__WHAT THE TASK REQUIRES__. Scan the records below. List lines holding "position".

## start ROWS

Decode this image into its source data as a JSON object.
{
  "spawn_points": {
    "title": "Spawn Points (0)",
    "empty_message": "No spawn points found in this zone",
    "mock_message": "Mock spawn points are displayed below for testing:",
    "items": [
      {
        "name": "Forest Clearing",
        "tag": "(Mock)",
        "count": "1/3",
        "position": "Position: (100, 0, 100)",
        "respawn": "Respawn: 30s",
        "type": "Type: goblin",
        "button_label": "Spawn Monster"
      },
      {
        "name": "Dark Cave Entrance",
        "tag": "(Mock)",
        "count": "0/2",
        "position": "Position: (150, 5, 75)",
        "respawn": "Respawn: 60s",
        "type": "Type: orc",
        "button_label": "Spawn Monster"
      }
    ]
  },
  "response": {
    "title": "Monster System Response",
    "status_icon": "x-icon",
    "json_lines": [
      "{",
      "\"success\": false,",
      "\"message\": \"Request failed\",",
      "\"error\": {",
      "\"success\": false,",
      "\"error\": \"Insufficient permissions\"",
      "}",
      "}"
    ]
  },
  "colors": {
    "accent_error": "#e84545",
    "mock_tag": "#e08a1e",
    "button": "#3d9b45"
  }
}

## end ROWS

__OUTPUT FOR THIS EXERCISE__.
        "position": "Position: (100, 0, 100)",
        "position": "Position: (150, 5, 75)",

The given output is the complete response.